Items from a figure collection
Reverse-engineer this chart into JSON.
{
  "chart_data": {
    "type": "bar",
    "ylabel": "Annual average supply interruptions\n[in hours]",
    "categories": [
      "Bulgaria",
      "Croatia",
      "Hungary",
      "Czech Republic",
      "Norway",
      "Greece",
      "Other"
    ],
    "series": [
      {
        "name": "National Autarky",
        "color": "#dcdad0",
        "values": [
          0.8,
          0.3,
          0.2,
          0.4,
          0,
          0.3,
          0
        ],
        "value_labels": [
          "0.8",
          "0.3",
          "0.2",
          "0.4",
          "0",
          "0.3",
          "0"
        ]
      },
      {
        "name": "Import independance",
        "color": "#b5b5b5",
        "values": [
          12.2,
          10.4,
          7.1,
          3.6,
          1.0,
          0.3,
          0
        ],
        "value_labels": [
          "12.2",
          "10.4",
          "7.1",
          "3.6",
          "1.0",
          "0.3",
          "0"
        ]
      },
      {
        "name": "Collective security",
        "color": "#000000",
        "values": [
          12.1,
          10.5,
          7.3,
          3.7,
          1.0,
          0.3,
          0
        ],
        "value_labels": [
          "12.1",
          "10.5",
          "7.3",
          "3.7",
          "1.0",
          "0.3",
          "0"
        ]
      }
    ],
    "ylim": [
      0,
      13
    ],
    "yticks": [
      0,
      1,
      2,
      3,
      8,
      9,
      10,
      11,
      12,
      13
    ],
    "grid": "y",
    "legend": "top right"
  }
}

▸ WHAT THE EXERCISE ASKS
Scan the material above. Extract every line in which the word "color" occurs.

▸ WRITTEN RESPONSE
        "color": "#dcdad0",
        "color": "#b5b5b5",
        "color": "#000000",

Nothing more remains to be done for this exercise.